Requirement
Every record that follows should be printed verbatim.

--- Begin Data ---

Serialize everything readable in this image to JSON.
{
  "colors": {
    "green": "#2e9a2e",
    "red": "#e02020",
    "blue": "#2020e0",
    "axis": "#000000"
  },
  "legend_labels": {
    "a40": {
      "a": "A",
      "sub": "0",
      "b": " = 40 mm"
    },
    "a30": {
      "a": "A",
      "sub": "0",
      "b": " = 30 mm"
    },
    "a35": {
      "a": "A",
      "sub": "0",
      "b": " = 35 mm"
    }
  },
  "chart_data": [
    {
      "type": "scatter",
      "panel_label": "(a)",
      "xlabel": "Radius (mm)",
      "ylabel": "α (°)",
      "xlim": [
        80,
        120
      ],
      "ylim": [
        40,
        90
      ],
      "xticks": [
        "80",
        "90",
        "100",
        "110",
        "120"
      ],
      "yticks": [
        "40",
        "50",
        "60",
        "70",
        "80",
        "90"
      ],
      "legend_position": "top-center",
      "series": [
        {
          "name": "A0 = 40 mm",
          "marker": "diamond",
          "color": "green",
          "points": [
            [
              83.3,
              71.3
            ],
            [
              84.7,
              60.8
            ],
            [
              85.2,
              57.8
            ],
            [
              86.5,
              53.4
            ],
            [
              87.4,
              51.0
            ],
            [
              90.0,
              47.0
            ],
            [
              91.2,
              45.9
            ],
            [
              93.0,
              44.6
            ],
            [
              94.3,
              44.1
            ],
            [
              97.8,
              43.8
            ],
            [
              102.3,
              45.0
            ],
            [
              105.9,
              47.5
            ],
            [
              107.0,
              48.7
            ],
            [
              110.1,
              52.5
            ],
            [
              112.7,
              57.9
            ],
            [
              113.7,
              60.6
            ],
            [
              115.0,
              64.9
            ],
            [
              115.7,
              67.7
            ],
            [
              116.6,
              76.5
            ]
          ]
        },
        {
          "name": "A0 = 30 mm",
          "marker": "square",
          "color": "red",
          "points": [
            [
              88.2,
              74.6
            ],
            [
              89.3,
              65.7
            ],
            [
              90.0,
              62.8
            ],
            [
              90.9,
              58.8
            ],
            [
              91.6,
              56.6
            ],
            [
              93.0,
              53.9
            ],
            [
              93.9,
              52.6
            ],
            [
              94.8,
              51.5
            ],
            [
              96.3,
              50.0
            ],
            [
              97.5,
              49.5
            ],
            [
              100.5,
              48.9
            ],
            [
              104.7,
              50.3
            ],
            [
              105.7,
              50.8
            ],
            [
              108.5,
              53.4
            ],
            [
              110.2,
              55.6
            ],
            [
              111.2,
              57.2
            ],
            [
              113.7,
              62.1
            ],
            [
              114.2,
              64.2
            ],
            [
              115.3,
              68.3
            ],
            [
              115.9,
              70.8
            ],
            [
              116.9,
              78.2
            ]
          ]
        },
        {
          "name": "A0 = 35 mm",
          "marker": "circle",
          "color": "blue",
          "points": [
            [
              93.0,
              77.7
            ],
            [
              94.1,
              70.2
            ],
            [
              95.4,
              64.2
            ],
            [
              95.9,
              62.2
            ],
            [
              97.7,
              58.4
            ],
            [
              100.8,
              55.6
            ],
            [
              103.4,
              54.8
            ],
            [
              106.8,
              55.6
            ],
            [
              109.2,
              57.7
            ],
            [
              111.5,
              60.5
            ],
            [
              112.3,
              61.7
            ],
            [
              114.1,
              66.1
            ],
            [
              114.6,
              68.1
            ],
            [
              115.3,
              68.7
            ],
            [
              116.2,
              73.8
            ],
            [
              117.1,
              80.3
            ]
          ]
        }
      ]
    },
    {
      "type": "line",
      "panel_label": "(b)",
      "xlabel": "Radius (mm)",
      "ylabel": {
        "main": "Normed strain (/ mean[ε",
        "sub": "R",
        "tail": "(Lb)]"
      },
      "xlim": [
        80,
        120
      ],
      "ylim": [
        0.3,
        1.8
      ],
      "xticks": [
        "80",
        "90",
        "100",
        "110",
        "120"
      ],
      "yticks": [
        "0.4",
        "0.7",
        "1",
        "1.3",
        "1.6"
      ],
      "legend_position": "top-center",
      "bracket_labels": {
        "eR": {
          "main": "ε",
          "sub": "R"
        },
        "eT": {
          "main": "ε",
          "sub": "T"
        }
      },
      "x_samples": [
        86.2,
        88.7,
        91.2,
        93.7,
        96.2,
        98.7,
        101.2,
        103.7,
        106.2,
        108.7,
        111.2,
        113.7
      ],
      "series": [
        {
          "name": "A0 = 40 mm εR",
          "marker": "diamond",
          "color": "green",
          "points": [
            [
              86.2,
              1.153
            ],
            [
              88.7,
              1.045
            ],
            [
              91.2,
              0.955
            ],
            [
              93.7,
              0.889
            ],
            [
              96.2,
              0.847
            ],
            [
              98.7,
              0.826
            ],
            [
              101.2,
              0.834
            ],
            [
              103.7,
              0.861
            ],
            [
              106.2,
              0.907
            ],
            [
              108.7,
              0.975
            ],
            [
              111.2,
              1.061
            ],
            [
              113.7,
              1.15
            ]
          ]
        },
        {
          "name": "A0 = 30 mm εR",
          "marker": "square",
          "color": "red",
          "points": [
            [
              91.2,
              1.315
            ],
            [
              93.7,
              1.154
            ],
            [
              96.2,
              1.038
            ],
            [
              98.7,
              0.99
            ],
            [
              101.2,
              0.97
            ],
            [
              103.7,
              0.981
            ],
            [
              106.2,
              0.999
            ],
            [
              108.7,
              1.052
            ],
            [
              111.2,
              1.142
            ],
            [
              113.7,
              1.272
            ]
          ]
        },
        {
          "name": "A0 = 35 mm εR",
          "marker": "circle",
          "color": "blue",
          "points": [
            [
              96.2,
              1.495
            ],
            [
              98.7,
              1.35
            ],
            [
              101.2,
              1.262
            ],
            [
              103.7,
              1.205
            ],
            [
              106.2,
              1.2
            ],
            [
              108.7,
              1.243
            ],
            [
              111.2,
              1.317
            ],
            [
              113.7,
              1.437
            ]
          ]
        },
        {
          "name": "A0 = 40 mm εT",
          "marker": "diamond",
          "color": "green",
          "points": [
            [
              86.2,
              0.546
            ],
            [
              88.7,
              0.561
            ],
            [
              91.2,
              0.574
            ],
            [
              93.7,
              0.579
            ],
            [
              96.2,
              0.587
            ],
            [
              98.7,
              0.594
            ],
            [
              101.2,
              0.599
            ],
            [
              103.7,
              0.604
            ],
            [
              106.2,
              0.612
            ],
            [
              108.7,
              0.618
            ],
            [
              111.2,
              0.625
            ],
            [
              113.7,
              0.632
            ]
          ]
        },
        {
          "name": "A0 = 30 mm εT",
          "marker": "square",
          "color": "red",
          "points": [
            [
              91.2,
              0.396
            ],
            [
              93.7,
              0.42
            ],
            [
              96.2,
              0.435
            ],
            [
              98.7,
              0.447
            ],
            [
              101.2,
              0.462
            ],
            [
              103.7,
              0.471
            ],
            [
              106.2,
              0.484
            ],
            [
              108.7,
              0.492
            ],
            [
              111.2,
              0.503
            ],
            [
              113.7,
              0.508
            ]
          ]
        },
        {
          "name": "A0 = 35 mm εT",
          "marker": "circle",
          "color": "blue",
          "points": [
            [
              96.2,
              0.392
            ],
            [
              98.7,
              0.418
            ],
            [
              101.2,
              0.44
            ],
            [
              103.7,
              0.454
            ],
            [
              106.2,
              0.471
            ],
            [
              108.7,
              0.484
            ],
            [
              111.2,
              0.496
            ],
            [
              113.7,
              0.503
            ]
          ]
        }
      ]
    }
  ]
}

--- End Data ---

Expected output
Serialize everything readable in this image to JSON.
{
  "colors": {
    "green": "#2e9a2e",
    "red": "#e02020",
    "blue": "#2020e0",
    "axis": "#000000"
  },
  "legend_labels": {
    "a40": {
      "a": "A",
      "sub": "0",
      "b": " = 40 mm"
    },
    "a30": {
      "a": "A",
      "sub": "0",
      "b": " = 30 mm"
    },
    "a35": {
      "a": "A",
      "sub": "0",
      "b": " = 35 mm"
    }
  },
  "chart_data": [
    {
      "type": "scatter",
      "panel_label": "(a)",
      "xlabel": "Radius (mm)",
      "ylabel": "α (°)",
      "xlim": [
        80,
        120
      ],
      "ylim": [
        40,
        90
      ],
      "xticks": [
        "80",
        "90",
        "100",
        "110",
        "120"
      ],
      "yticks": [
        "40",
        "50",
        "60",
        "70",
        "80",
        "90"
      ],
      "legend_position": "top-center",
      "series": [
        {
          "name": "A0 = 40 mm",
          "marker": "diamond",
          "color": "green",
          "points": [
            [
              83.3,
              71.3
            ],
            [
              84.7,
              60.8
            ],
            [
              85.2,
              57.8
            ],
            [
              86.5,
              53.4
            ],
            [
              87.4,
              51.0
            ],
            [
              90.0,
              47.0
            ],
            [
              91.2,
              45.9
            ],
            [
              93.0,
              44.6
            ],
            [
              94.3,
              44.1
            ],
            [
              97.8,
              43.8
            ],
            [
              102.3,
              45.0
            ],
            [
              105.9,
              47.5
            ],
            [
              107.0,
              48.7
            ],
            [
              110.1,
              52.5
            ],
            [
              112.7,
              57.9
            ],
            [
              113.7,
              60.6
            ],
            [
              115.0,
              64.9
            ],
            [
              115.7,
              67.7
            ],
            [
              116.6,
              76.5
            ]
          ]
        },
        {
          "name": "A0 = 30 mm",
          "marker": "square",
          "color": "red",
          "points": [
            [
              88.2,
              74.6
            ],
            [
              89.3,
              65.7
            ],
            [
              90.0,
              62.8
            ],
            [
              90.9,
              58.8
            ],
            [
              91.6,
              56.6
            ],
            [
              93.0,
              53.9
            ],
            [
              93.9,
              52.6
            ],
            [
              94.8,
              51.5
            ],
            [
              96.3,
              50.0
            ],
            [
              97.5,
              49.5
            ],
            [
              100.5,
              48.9
            ],
            [
              104.7,
              50.3
            ],
            [
              105.7,
              50.8
            ],
            [
              108.5,
              53.4
            ],
            [
              110.2,
              55.6
            ],
            [
              111.2,
              57.2
            ],
            [
              113.7,
              62.1
            ],
            [
              114.2,
              64.2
            ],
            [
              115.3,
              68.3
            ],
            [
              115.9,
              70.8
            ],
            [
              116.9,
              78.2
            ]
          ]
        },
        {
          "name": "A0 = 35 mm",
          "marker": "circle",
          "color": "blue",
          "points": [
            [
              93.0,
              77.7
            ],
            [
              94.1,
              70.2
            ],
            [
              95.4,
              64.2
            ],
            [
              95.9,
              62.2
            ],
            [
              97.7,
              58.4
            ],
            [
              100.8,
              55.6
            ],
            [
              103.4,
              54.8
            ],
            [
              106.8,
              55.6
            ],
            [
              109.2,
              57.7
            ],
            [
              111.5,
              60.5
            ],
            [
              112.3,
              61.7
            ],
            [
              114.1,
              66.1
            ],
            [
              114.6,
              68.1
            ],
            [
              115.3,
              68.7
            ],
            [
              116.2,
              73.8
            ],
            [
              117.1,
              80.3
            ]
          ]
        }
      ]
    },
    {
      "type": "line",
      "panel_label": "(b)",
      "xlabel": "Radius (mm)",
      "ylabel": {
        "main": "Normed strain (/ mean[ε",
        "sub": "R",
        "tail": "(Lb)]"
      },
      "xlim": [
        80,
        120
      ],
      "ylim": [
        0.3,
        1.8
      ],
      "xticks": [
        "80",
        "90",
        "100",
        "110",
        "120"
      ],
      "yticks": [
        "0.4",
        "0.7",
        "1",
        "1.3",
        "1.6"
      ],
      "legend_position": "top-center",
      "bracket_labels": {
        "eR": {
          "main": "ε",
          "sub": "R"
        },
        "eT": {
          "main": "ε",
          "sub": "T"
        }
      },
      "x_samples": [
        86.2,
        88.7,
        91.2,
        93.7,
        96.2,
        98.7,
        101.2,
        103.7,
        106.2,
        108.7,
        111.2,
        113.7
      ],
      "series": [
        {
          "name": "A0 = 40 mm εR",
          "marker": "diamond",
          "color": "green",
          "points": [
            [
              86.2,
              1.153
            ],
            [
              88.7,
              1.045
            ],
            [
              91.2,
              0.955
            ],
            [
              93.7,
              0.889
            ],
            [
              96.2,
              0.847
            ],
            [
              98.7,
              0.826
            ],
            [
              101.2,
              0.834
            ],
            [
              103.7,
              0.861
            ],
            [
              106.2,
              0.907
            ],
            [
              108.7,
              0.975
            ],
            [
              111.2,
              1.061
            ],
            [
              113.7,
              1.15
            ]
          ]
        },
        {
          "name": "A0 = 30 mm εR",
          "marker": "square",
          "color": "red",
          "points": [
            [
              91.2,
              1.315
            ],
            [
              93.7,
              1.154
            ],
            [
              96.2,
              1.038
            ],
            [
              98.7,
              0.99
            ],
            [
              101.2,
              0.97
            ],
            [
              103.7,
              0.981
            ],
            [
              106.2,
              0.999
            ],
            [
              108.7,
              1.052
            ],
            [
              111.2,
              1.142
            ],
            [
              113.7,
              1.272
            ]
          ]
        },
        {
          "name": "A0 = 35 mm εR",
          "marker": "circle",
          "color": "blue",
          "points": [
            [
              96.2,
              1.495
            ],
            [
              98.7,
              1.35
            ],
            [
              101.2,
              1.262
            ],
            [
              103.7,
              1.205
            ],
            [
              106.2,
              1.2
            ],
            [
              108.7,
              1.243
            ],
            [
              111.2,
              1.317
            ],
            [
              113.7,
              1.437
            ]
          ]
        },
        {
          "name": "A0 = 40 mm εT",
          "marker": "diamond",
          "color": "green",
          "points": [
            [
              86.2,
              0.546
            ],
            [
              88.7,
              0.561
            ],
            [
              91.2,
              0.574
            ],
            [
              93.7,
              0.579
            ],
            [
              96.2,
              0.587
            ],
            [
              98.7,
              0.594
            ],
            [
              101.2,
              0.599
            ],
            [
              103.7,
              0.604
            ],
            [
              106.2,
              0.612
            ],
            [
              108.7,
              0.618
            ],
            [
              111.2,
              0.625
            ],
            [
              113.7,
              0.632
            ]
          ]
        },
        {
          "name": "A0 = 30 mm εT",
          "marker": "square",
          "color": "red",
          "points": [
            [
              91.2,
              0.396
            ],
            [
              93.7,
              0.42
            ],
            [
              96.2,
              0.435
            ],
            [
              98.7,
              0.447
            ],
            [
              101.2,
              0.462
            ],
            [
              103.7,
              0.471
            ],
            [
              106.2,
              0.484
            ],
            [
              108.7,
              0.492
            ],
            [
              111.2,
              0.503
            ],
            [
              113.7,
              0.508
            ]
          ]
        },
        {
          "name": "A0 = 35 mm εT",
          "marker": "circle",
          "color": "blue",
          "points": [
            [
              96.2,
              0.392
            ],
            [
              98.7,
              0.418
            ],
            [
              101.2,
              0.44
            ],
            [
              103.7,
              0.454
            ],
            [
              106.2,
              0.471
            ],
            [
              108.7,
              0.484
            ],
            [
              111.2,
              0.496
            ],
            [
              113.7,
              0.503
            ]
          ]
        }
      ]
    }
  ]
}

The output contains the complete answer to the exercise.